Each entry must be reproduced precisely as it stands.

Data records
________________

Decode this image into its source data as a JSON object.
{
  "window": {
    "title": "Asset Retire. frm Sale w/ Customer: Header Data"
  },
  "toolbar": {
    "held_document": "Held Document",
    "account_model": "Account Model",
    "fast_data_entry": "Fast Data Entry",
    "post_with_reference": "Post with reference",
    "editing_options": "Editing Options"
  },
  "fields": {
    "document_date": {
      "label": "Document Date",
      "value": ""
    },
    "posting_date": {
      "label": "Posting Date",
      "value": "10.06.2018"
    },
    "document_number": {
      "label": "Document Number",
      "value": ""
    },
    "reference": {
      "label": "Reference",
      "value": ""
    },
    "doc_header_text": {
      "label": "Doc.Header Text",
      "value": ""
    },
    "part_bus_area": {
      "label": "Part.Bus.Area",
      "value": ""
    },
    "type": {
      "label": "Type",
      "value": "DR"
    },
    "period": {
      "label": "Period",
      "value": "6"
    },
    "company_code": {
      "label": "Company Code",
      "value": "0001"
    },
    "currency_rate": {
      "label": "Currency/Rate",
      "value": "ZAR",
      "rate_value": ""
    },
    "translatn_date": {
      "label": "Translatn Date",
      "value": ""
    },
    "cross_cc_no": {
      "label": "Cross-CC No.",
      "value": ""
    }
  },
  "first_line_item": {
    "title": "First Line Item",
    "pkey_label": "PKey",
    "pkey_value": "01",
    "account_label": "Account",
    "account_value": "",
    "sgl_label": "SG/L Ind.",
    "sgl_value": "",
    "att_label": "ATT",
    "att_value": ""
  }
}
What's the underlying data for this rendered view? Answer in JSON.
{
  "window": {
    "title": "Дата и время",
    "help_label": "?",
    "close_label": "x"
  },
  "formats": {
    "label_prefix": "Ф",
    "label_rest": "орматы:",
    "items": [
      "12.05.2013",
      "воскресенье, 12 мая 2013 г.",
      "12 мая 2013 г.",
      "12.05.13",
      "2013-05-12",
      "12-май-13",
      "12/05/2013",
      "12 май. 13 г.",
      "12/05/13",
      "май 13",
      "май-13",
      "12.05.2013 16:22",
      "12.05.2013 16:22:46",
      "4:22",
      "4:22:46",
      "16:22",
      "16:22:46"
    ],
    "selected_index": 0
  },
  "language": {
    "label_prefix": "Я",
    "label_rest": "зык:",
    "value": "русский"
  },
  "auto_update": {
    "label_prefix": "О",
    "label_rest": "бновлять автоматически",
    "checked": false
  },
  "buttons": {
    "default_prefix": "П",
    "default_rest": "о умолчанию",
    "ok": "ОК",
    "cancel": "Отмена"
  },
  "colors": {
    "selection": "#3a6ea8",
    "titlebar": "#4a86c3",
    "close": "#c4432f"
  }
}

________________

■ **RESPONSE**
Decode this image into its source data as a JSON object.
{
  "window": {
    "title": "Asset Retire. frm Sale w/ Customer: Header Data"
  },
  "toolbar": {
    "held_document": "Held Document",
    "account_model": "Account Model",
    "fast_data_entry": "Fast Data Entry",
    "post_with_reference": "Post with reference",
    "editing_options": "Editing Options"
  },
  "fields": {
    "document_date": {
      "label": "Document Date",
      "value": ""
    },
    "posting_date": {
      "label": "Posting Date",
      "value": "10.06.2018"
    },
    "document_number": {
      "label": "Document Number",
      "value": ""
    },
    "reference": {
      "label": "Reference",
      "value": ""
    },
    "doc_header_text": {
      "label": "Doc.Header Text",
      "value": ""
    },
    "part_bus_area": {
      "label": "Part.Bus.Area",
      "value": ""
    },
    "type": {
      "label": "Type",
      "value": "DR"
    },
    "period": {
      "label": "Period",
      "value": "6"
    },
    "company_code": {
      "label": "Company Code",
      "value": "0001"
    },
    "currency_rate": {
      "label": "Currency/Rate",
      "value": "ZAR",
      "rate_value": ""
    },
    "translatn_date": {
      "label": "Translatn Date",
      "value": ""
    },
    "cross_cc_no": {
      "label": "Cross-CC No.",
      "value": ""
    }
  },
  "first_line_item": {
    "title": "First Line Item",
    "pkey_label": "PKey",
    "pkey_value": "01",
    "account_label": "Account",
    "account_value": "",
    "sgl_label": "SG/L Ind.",
    "sgl_value": "",
    "att_label": "ATT",
    "att_value": ""
  }
}
What's the underlying data for this rendered view? Answer in JSON.
{
  "window": {
    "title": "Дата и время",
    "help_label": "?",
    "close_label": "x"
  },
  "formats": {
    "label_prefix": "Ф",
    "label_rest": "орматы:",
    "items": [
      "12.05.2013",
      "воскресенье, 12 мая 2013 г.",
      "12 мая 2013 г.",
      "12.05.13",
      "2013-05-12",
      "12-май-13",
      "12/05/2013",
      "12 май. 13 г.",
      "12/05/13",
      "май 13",
      "май-13",
      "12.05.2013 16:22",
      "12.05.2013 16:22:46",
      "4:22",
      "4:22:46",
      "16:22",
      "16:22:46"
    ],
    "selected_index": 0
  },
  "language": {
    "label_prefix": "Я",
    "label_rest": "зык:",
    "value": "русский"
  },
  "auto_update": {
    "label_prefix": "О",
    "label_rest": "бновлять автоматически",
    "checked": false
  },
  "buttons": {
    "default_prefix": "П",
    "default_rest": "о умолчанию",
    "ok": "ОК",
    "cancel": "Отмена"
  },
  "colors": {
    "selection": "#3a6ea8",
    "titlebar": "#4a86c3",
    "close": "#c4432f"
  }
}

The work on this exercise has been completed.